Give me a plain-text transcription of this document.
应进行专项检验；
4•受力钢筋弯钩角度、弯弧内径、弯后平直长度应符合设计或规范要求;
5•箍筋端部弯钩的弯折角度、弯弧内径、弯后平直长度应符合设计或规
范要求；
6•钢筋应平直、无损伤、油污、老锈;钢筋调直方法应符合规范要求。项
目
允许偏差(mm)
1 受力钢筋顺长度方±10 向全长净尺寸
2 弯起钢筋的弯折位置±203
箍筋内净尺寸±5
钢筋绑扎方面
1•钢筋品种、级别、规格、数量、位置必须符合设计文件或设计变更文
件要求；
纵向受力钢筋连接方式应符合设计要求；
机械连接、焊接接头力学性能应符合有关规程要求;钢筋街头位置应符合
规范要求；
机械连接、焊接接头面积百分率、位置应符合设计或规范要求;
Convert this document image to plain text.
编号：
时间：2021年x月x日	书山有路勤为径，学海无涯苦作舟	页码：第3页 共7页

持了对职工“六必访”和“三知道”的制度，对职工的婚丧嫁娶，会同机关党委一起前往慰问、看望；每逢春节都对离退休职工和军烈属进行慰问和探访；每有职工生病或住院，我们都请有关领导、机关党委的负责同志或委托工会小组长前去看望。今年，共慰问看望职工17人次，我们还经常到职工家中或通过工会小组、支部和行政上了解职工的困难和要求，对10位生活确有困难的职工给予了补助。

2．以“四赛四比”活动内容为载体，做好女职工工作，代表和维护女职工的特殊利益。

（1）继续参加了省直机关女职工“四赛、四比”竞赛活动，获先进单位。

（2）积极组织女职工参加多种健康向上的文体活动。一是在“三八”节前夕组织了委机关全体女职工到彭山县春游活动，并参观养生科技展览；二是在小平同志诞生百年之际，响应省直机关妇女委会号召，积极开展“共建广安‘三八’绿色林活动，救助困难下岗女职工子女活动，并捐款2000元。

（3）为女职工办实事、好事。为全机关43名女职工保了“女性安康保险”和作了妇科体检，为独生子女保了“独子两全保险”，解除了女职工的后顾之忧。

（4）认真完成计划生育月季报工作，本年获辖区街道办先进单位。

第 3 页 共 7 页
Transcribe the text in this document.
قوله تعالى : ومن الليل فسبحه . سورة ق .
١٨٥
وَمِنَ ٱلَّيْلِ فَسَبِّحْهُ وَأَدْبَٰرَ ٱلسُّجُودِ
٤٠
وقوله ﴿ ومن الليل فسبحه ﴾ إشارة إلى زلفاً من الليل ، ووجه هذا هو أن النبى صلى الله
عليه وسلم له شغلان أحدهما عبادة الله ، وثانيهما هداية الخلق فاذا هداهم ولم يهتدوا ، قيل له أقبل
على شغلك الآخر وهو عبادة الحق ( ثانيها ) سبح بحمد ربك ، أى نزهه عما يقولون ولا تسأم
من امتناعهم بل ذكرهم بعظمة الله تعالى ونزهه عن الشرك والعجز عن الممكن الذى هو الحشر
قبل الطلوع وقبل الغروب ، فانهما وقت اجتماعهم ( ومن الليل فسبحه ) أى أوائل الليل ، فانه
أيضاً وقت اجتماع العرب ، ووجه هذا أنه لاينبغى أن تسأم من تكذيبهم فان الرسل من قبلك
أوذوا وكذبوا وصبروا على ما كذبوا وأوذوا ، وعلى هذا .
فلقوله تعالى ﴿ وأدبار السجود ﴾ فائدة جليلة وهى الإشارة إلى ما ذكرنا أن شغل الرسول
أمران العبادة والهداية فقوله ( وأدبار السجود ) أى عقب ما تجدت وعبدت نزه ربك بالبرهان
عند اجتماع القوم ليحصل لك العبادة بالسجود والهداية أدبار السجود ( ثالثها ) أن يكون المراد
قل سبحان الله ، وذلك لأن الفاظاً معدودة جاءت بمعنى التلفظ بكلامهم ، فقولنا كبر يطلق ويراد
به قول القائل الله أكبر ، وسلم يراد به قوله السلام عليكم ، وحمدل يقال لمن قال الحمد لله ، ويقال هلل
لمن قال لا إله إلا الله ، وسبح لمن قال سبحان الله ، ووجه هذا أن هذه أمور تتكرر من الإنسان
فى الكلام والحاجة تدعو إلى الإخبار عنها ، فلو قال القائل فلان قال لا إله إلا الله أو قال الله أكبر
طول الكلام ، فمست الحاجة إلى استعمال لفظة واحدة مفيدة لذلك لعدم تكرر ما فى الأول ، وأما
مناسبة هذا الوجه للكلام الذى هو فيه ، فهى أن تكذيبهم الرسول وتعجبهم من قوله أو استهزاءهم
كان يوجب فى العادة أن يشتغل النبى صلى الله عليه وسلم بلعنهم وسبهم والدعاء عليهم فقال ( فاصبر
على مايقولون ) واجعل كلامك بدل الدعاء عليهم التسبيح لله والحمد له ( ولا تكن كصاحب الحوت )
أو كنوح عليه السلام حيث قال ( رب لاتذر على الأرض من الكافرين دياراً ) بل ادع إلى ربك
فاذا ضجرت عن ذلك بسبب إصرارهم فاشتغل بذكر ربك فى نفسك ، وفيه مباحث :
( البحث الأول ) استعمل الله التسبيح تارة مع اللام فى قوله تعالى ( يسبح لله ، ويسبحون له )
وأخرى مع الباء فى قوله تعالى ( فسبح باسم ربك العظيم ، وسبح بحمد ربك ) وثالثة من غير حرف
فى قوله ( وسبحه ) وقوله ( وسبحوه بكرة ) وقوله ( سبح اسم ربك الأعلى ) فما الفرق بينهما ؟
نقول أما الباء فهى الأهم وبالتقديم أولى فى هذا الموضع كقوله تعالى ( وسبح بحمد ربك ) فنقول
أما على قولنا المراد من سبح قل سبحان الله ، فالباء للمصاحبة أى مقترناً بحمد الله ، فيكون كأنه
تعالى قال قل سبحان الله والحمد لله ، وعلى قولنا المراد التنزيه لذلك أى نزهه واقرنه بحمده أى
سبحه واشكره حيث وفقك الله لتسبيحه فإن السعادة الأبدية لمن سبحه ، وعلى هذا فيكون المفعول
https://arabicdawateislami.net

- - - - -

Where a line in the material contains "المراد", copy that line.

عند اجتماع القوم ليحصل لك العبادة بالسجود والهداية أدبار السجود ( ثالثها ) أن يكون المراد
أما على قولنا المراد من سبح قل سبحان الله ، فالباء للمصاحبة أى مقترناً بحمد الله ، فيكون كأنه
تعالى قال قل سبحان الله والحمد لله ، وعلى قولنا المراد التنزيه لذلك أى نزهه واقرنه بحمده أى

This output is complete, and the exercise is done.